[Stored records]
★ ★ ★ ★

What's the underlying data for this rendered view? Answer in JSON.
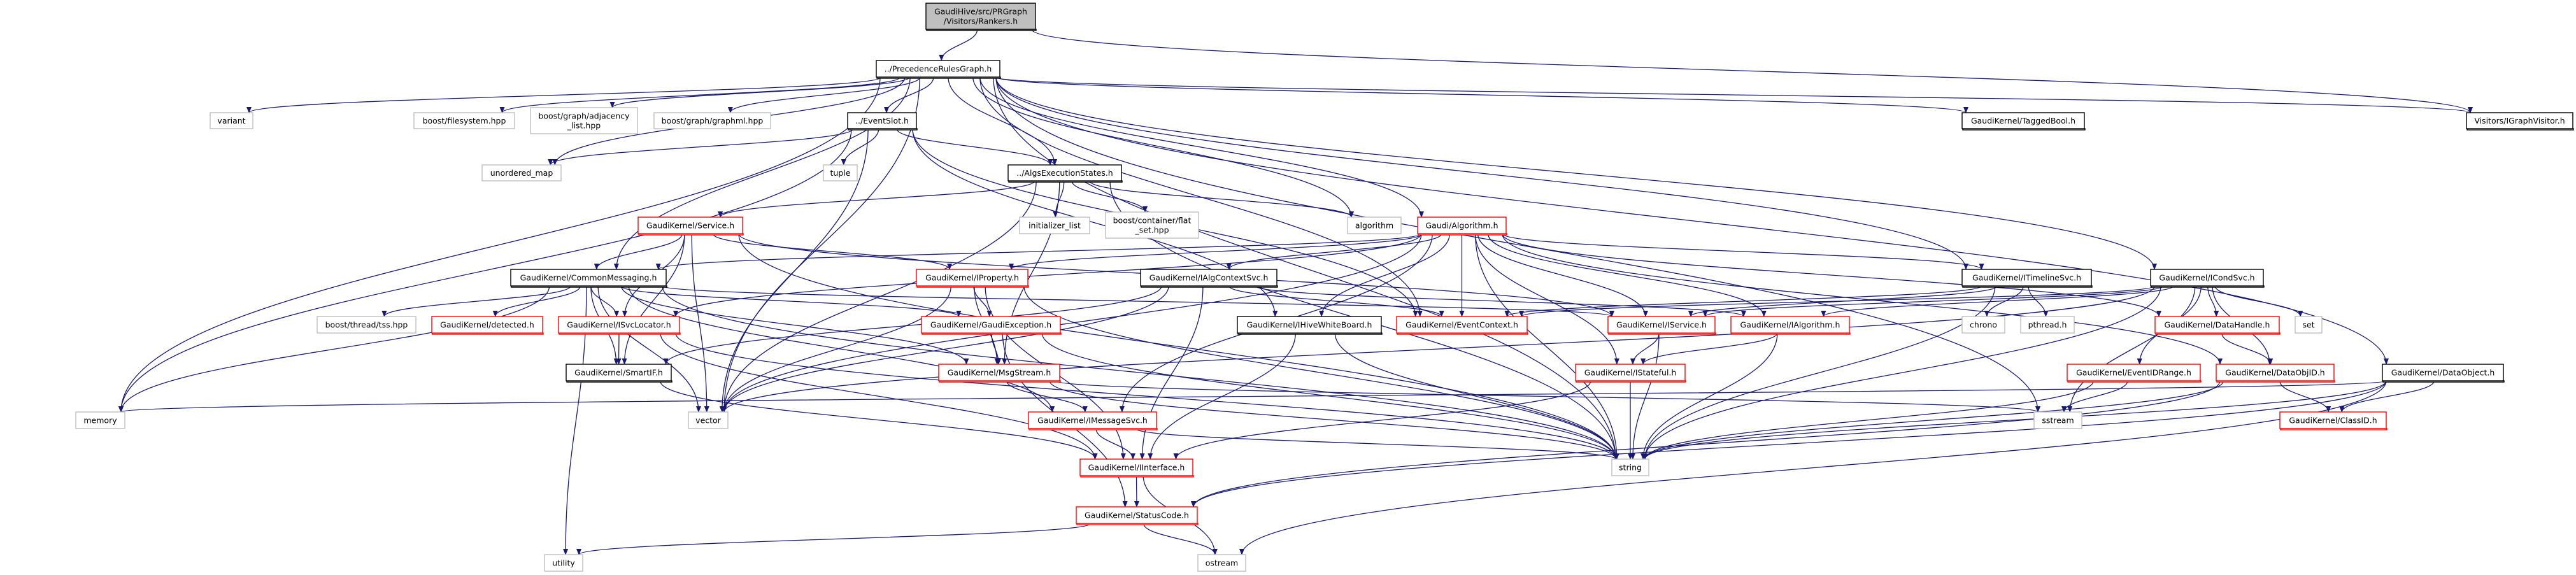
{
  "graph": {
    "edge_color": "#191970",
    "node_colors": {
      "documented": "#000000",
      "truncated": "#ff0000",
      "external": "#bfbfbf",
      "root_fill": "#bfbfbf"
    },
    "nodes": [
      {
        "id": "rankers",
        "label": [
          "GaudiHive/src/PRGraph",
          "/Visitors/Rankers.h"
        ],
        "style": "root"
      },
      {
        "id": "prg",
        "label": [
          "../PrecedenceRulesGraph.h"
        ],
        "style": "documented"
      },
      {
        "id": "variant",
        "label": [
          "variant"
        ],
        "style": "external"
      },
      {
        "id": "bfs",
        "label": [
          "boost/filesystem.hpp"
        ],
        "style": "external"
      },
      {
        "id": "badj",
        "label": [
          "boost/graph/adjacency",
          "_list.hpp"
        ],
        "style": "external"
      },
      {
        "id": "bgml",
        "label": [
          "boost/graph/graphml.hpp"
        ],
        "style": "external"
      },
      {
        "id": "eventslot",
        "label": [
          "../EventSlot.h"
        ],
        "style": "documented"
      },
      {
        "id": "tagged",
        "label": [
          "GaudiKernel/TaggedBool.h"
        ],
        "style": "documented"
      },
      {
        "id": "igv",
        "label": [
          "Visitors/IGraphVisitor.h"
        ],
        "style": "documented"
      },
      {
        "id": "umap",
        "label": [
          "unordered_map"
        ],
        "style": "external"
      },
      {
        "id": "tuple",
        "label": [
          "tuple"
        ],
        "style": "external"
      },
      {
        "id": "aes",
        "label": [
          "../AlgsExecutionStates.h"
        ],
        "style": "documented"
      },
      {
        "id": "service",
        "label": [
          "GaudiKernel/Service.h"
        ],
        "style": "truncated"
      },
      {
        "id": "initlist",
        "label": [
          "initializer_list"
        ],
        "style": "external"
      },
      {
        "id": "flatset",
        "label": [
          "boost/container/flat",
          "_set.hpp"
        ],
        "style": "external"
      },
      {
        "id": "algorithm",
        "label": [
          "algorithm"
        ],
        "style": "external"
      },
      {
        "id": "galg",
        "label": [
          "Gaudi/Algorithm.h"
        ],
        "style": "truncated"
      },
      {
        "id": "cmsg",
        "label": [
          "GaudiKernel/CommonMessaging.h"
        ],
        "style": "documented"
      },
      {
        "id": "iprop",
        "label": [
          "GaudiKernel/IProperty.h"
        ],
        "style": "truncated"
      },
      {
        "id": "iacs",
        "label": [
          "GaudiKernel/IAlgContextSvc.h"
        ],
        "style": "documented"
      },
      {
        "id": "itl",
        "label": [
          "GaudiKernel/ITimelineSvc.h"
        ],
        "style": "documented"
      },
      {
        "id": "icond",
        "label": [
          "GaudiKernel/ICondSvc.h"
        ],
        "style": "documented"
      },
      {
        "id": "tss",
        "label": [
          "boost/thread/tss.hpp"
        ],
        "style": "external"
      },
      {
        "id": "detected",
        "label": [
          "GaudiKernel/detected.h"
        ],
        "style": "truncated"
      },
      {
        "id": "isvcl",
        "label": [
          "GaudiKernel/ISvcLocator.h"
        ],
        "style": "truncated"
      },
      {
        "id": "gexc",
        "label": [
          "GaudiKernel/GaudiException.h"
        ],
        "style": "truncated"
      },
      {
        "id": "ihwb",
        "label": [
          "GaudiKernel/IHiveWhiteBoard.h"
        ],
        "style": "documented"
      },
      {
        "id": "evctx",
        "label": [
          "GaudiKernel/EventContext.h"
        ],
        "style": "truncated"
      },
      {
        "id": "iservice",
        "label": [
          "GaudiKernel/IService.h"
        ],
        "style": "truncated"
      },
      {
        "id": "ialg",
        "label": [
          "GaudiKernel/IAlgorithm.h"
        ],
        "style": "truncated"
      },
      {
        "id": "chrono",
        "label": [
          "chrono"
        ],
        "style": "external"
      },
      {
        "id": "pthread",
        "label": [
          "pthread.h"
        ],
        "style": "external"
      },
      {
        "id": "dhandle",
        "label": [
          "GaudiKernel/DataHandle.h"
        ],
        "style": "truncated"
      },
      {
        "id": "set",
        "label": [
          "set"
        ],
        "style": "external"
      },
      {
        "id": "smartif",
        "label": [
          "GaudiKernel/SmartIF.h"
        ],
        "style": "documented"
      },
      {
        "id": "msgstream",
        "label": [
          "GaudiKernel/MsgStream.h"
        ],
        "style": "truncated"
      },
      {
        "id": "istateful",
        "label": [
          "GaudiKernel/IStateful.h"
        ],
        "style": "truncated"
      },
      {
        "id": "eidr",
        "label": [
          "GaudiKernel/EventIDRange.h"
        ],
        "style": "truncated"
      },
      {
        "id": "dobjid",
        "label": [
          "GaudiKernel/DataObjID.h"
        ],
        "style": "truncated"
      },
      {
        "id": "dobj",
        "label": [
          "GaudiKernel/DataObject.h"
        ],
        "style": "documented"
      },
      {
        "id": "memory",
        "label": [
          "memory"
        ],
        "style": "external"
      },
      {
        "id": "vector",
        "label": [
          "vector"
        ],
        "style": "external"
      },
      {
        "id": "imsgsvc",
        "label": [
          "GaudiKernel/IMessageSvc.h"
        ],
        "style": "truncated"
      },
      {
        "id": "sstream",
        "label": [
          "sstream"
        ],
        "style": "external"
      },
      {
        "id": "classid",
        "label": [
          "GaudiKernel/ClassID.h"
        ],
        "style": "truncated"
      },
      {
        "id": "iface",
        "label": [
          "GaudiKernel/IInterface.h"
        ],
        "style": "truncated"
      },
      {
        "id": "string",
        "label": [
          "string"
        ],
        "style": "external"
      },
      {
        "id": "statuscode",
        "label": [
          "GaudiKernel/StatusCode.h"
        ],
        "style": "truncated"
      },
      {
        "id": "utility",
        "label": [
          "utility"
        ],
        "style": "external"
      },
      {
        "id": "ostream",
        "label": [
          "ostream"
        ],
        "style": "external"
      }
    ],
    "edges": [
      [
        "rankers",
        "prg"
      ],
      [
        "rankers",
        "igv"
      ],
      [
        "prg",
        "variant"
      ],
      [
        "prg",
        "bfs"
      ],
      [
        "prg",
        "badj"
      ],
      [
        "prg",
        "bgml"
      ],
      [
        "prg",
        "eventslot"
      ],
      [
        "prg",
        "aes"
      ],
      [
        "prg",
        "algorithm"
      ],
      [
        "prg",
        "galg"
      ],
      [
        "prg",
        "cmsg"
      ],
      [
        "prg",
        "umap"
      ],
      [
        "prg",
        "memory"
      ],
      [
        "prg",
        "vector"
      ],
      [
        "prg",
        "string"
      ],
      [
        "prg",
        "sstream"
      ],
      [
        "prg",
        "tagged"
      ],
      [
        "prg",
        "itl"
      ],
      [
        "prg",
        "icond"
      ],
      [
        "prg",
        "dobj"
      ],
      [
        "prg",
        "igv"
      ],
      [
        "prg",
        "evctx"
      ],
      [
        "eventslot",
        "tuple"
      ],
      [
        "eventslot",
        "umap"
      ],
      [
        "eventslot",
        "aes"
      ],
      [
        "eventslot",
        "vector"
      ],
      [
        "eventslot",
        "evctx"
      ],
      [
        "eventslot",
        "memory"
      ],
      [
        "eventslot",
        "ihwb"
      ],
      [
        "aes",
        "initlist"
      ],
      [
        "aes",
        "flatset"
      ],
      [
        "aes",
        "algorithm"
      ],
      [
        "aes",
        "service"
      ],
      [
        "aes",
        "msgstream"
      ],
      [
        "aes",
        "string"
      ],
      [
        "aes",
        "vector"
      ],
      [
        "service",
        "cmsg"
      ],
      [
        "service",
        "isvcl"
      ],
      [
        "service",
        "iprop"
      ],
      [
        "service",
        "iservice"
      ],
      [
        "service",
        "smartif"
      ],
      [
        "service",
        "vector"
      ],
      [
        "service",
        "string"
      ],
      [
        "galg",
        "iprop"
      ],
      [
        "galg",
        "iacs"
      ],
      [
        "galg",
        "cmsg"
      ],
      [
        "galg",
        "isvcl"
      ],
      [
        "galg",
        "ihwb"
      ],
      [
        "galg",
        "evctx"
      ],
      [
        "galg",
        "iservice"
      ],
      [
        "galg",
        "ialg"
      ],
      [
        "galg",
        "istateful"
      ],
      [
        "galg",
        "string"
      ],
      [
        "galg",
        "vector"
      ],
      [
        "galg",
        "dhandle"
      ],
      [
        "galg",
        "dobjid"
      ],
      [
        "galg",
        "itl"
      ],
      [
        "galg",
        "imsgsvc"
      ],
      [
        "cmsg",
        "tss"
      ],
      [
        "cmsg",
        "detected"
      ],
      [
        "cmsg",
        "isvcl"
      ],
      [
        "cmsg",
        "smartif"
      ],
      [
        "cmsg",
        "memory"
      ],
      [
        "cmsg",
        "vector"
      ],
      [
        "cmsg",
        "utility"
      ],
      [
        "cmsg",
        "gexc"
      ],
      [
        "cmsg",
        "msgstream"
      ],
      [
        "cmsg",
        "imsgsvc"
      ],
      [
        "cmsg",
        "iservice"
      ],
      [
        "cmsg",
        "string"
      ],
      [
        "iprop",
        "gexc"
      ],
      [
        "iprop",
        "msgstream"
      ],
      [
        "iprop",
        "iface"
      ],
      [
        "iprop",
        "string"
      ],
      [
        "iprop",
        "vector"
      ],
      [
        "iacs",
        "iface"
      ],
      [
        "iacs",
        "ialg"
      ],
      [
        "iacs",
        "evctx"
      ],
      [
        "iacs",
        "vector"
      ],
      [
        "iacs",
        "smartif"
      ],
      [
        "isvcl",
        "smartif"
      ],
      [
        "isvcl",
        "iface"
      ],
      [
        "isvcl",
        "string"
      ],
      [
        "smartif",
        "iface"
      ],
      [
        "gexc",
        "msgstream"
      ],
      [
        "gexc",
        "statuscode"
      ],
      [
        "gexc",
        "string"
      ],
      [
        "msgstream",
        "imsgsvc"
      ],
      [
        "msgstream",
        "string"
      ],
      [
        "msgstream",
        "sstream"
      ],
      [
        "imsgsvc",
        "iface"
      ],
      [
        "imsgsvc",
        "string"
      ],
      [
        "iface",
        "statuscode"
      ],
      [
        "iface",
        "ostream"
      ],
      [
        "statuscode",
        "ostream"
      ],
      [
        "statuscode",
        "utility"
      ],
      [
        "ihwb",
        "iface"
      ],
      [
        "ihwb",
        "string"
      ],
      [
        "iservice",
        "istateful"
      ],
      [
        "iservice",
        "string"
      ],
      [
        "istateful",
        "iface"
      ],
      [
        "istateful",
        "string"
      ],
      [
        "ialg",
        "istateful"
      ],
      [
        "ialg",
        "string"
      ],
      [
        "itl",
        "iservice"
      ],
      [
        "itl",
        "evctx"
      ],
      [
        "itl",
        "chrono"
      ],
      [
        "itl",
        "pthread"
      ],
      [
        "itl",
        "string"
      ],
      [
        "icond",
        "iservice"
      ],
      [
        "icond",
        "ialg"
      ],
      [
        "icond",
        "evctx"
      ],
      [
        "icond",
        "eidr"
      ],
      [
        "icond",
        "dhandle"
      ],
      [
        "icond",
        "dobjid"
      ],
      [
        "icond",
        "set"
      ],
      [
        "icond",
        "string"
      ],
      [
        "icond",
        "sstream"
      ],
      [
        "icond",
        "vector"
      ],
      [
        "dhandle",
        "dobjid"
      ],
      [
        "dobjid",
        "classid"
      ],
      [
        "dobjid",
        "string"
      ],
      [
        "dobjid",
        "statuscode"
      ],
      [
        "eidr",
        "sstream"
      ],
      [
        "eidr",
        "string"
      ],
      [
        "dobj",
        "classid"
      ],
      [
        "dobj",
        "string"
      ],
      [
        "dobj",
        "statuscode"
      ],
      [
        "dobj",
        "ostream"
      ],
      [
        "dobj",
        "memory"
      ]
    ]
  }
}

★ ★ ★ ★

→ **Given problem**:
Find all lines holding the string "dhandle" and copy them.

→ **Solution**:
        "id": "dhandle",
        "dhandle"
        "dhandle"
        "dhandle",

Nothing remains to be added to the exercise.